◆ **TASK REQUIREMENTS**
Set down each line of the material that follows, exactly, with no pictures.

◆ **SUPPLIED INFORMATION**
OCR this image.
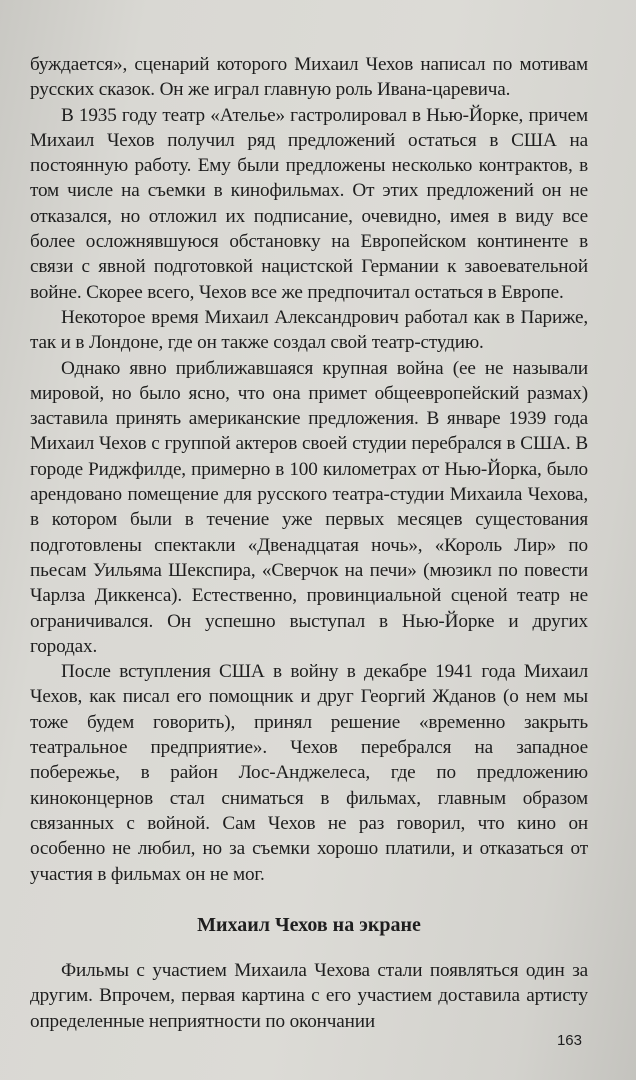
буждается», сценарий которого Михаил Чехов написал по мотивам русских сказок. Он же играл главную роль Ивана-царевича.

В 1935 году театр «Ателье» гастролировал в Нью-Йорке, причем Михаил Чехов получил ряд предложений остаться в США на постоянную работу. Ему были предложены несколько контрактов, в том числе на съемки в кинофильмах. От этих предложений он не отказался, но отложил их подписание, очевидно, имея в виду все более осложнявшуюся обстановку на Европейском континенте в связи с явной подготовкой нацистской Германии к завоевательной войне. Скорее всего, Чехов все же предпочитал остаться в Европе.

Некоторое время Михаил Александрович работал как в Париже, так и в Лондоне, где он также создал свой театр-студию.

Однако явно приближавшаяся крупная война (ее не называли мировой, но было ясно, что она примет общеевропейский размах) заставила принять американские предложения. В январе 1939 года Михаил Чехов с группой актеров своей студии перебрался в США. В городе Риджфилде, примерно в 100 километрах от Нью-Йорка, было арендовано помещение для русского театра-студии Михаила Чехова, в котором были в течение уже первых месяцев сущестования подготовлены спектакли «Двенадцатая ночь», «Король Лир» по пьесам Уильяма Шекспира, «Сверчок на печи» (мюзикл по повести Чарлза Диккенса). Естественно, провинциальной сценой театр не ограничивался. Он успешно выступал в Нью-Йорке и других городах.

После вступления США в войну в декабре 1941 года Михаил Чехов, как писал его помощник и друг Георгий Жданов (о нем мы тоже будем говорить), принял решение «временно закрыть театральное предприятие». Чехов перебрался на западное побережье, в район Лос-Анджелеса, где по предложению киноконцернов стал сниматься в фильмах, главным образом связанных с войной. Сам Чехов не раз говорил, что кино он особенно не любил, но за съемки хорошо платили, и отказаться от участия в фильмах он не мог.

Михаил Чехов на экране

Фильмы с участием Михаила Чехова стали появляться один за другим. Впрочем, первая картина с его участием доставила артисту определенные неприятности по окончании

163
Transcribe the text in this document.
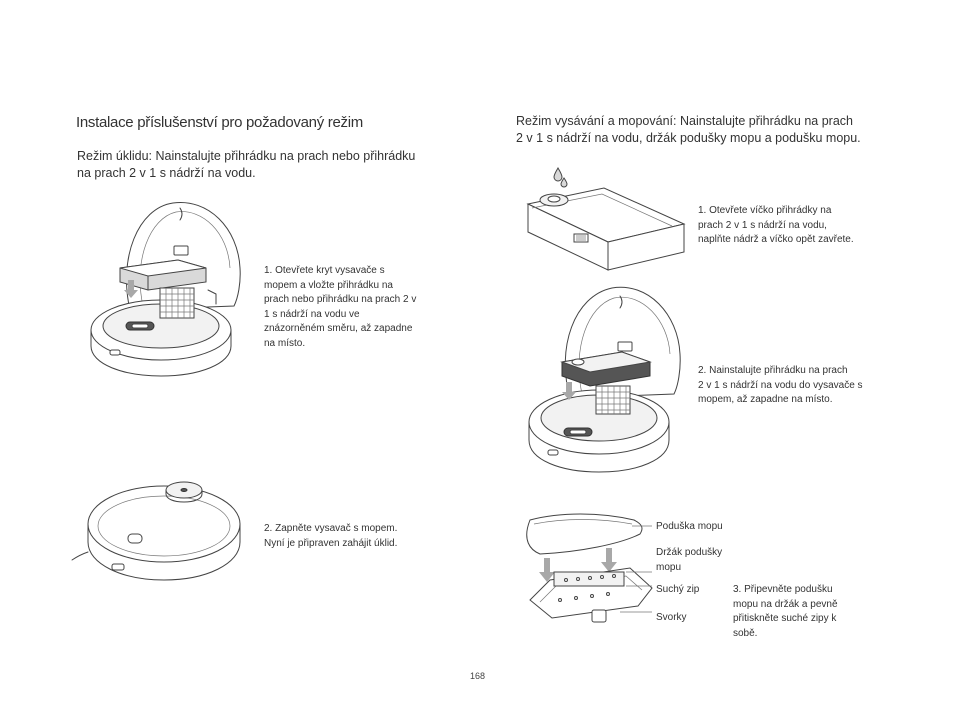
Instalace příslušenství pro požadovaný režim
Režim úklidu: Nainstalujte přihrádku na prach nebo přihrádku
na prach 2 v 1 s nádrží na vodu.
1. Otevřete kryt vysavače s
mopem a vložte přihrádku na
prach nebo přihrádku na prach 2 v
1 s nádrží na vodu ve
znázorněném směru, až zapadne
na místo.
2. Zapněte vysavač s mopem.
Nyní je připraven zahájit úklid.
Režim vysávání a mopování: Nainstalujte přihrádku na prach
2 v 1 s nádrží na vodu, držák podušky mopu a podušku mopu.
1. Otevřete víčko přihrádky na
prach 2 v 1 s nádrží na vodu,
naplňte nádrž a víčko opět zavřete.
2. Nainstalujte přihrádku na prach
2 v 1 s nádrží na vodu do vysavače s
mopem, až zapadne na místo.
Poduška mopu
Držák podušky
mopu
Suchý zip
Svorky
3. Připevněte podušku
mopu na držák a pevně
přitiskněte suché zipy k
sobě.
168
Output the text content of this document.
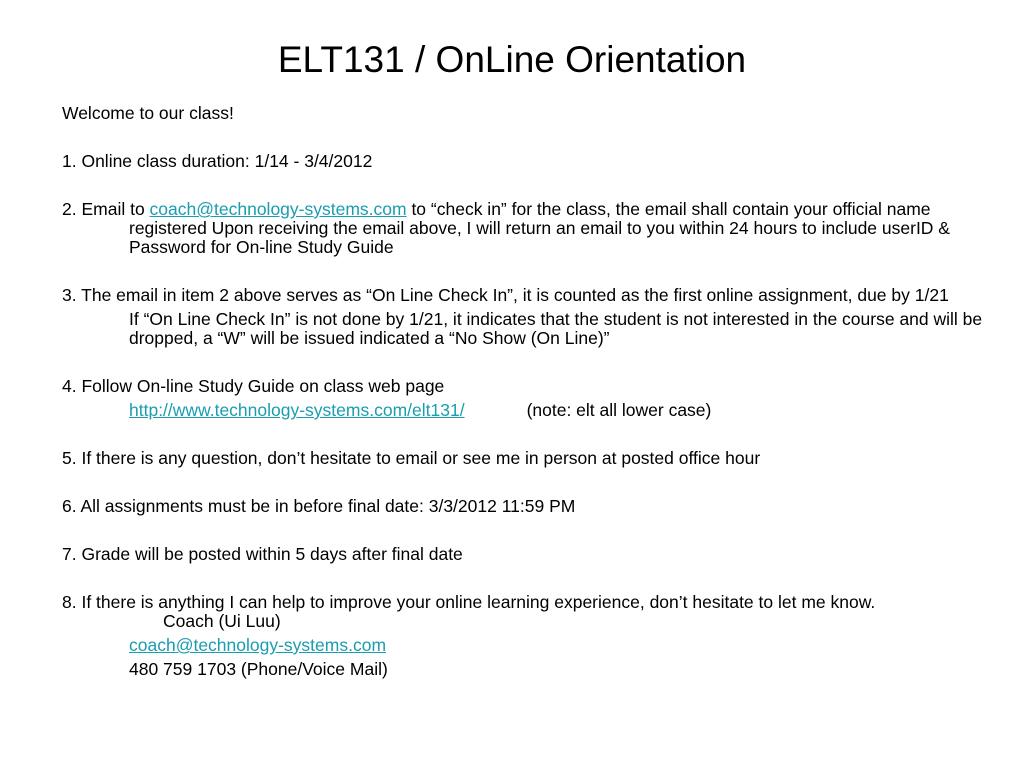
ELT131 / OnLine Orientation

Welcome to our class!

1. Online class duration: 1/14 - 3/4/2012

2. Email to coach@technology-systems.com to “check in” for the class, the email shall contain your official name registered Upon receiving the email above, I will return an email to you within 24 hours to include userID & Password for On-line Study Guide

3. The email in item 2 above serves as “On Line Check In”, it is counted as the first online assignment, due by 1/21

If “On Line Check In” is not done by 1/21, it indicates that the student is not interested in the course and will be dropped, a “W” will be issued indicated a “No Show (On Line)”

4. Follow On-line Study Guide on class web page

http://www.technology-systems.com/elt131/	(note: elt all lower case)

5. If there is any question, don’t hesitate to email or see me in person at posted office hour

6. All assignments must be in before final date: 3/3/2012 11:59 PM

7. Grade will be posted within 5 days after final date

8. If there is anything I can help to improve your online learning experience, don’t hesitate to let me know.

Coach (Ui Luu)

coach@technology-systems.com

480 759 1703 (Phone/Voice Mail)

◆ **EXERCISE RESULT**
OCR this image.
буждается», сценарий которого Михаил Чехов написал по мотивам русских сказок. Он же играл главную роль Ивана-царевича.

В 1935 году театр «Ателье» гастролировал в Нью-Йорке, причем Михаил Чехов получил ряд предложений остаться в США на постоянную работу. Ему были предложены несколько контрактов, в том числе на съемки в кинофильмах. От этих предложений он не отказался, но отложил их подписание, очевидно, имея в виду все более осложнявшуюся обстановку на Европейском континенте в связи с явной подготовкой нацистской Германии к завоевательной войне. Скорее всего, Чехов все же предпочитал остаться в Европе.

Некоторое время Михаил Александрович работал как в Париже, так и в Лондоне, где он также создал свой театр-студию.

Однако явно приближавшаяся крупная война (ее не называли мировой, но было ясно, что она примет общеевропейский размах) заставила принять американские предложения. В январе 1939 года Михаил Чехов с группой актеров своей студии перебрался в США. В городе Риджфилде, примерно в 100 километрах от Нью-Йорка, было арендовано помещение для русского театра-студии Михаила Чехова, в котором были в течение уже первых месяцев сущестования подготовлены спектакли «Двенадцатая ночь», «Король Лир» по пьесам Уильяма Шекспира, «Сверчок на печи» (мюзикл по повести Чарлза Диккенса). Естественно, провинциальной сценой театр не ограничивался. Он успешно выступал в Нью-Йорке и других городах.

После вступления США в войну в декабре 1941 года Михаил Чехов, как писал его помощник и друг Георгий Жданов (о нем мы тоже будем говорить), принял решение «временно закрыть театральное предприятие». Чехов перебрался на западное побережье, в район Лос-Анджелеса, где по предложению киноконцернов стал сниматься в фильмах, главным образом связанных с войной. Сам Чехов не раз говорил, что кино он особенно не любил, но за съемки хорошо платили, и отказаться от участия в фильмах он не мог.

Михаил Чехов на экране

Фильмы с участием Михаила Чехова стали появляться один за другим. Впрочем, первая картина с его участием доставила артисту определенные неприятности по окончании

163
Transcribe the text in this document.
Instalace příslušenství pro požadovaný režim
Režim úklidu: Nainstalujte přihrádku na prach nebo přihrádku
na prach 2 v 1 s nádrží na vodu.
1. Otevřete kryt vysavače s
mopem a vložte přihrádku na
prach nebo přihrádku na prach 2 v
1 s nádrží na vodu ve
znázorněném směru, až zapadne
na místo.
2. Zapněte vysavač s mopem.
Nyní je připraven zahájit úklid.
Režim vysávání a mopování: Nainstalujte přihrádku na prach
2 v 1 s nádrží na vodu, držák podušky mopu a podušku mopu.
1. Otevřete víčko přihrádky na
prach 2 v 1 s nádrží na vodu,
naplňte nádrž a víčko opět zavřete.
2. Nainstalujte přihrádku na prach
2 v 1 s nádrží na vodu do vysavače s
mopem, až zapadne na místo.
Poduška mopu
Držák podušky
mopu
Suchý zip
Svorky
3. Připevněte podušku
mopu na držák a pevně
přitiskněte suché zipy k
sobě.
168
Output the text content of this document.
ELT131 / OnLine Orientation

Welcome to our class!

1. Online class duration: 1/14 - 3/4/2012

2. Email to coach@technology-systems.com to “check in” for the class, the email shall contain your official name registered Upon receiving the email above, I will return an email to you within 24 hours to include userID & Password for On-line Study Guide

3. The email in item 2 above serves as “On Line Check In”, it is counted as the first online assignment, due by 1/21

If “On Line Check In” is not done by 1/21, it indicates that the student is not interested in the course and will be dropped, a “W” will be issued indicated a “No Show (On Line)”

4. Follow On-line Study Guide on class web page

http://www.technology-systems.com/elt131/	(note: elt all lower case)

5. If there is any question, don’t hesitate to email or see me in person at posted office hour

6. All assignments must be in before final date: 3/3/2012 11:59 PM

7. Grade will be posted within 5 days after final date

8. If there is anything I can help to improve your online learning experience, don’t hesitate to let me know.

Coach (Ui Luu)

coach@technology-systems.com

480 759 1703 (Phone/Voice Mail)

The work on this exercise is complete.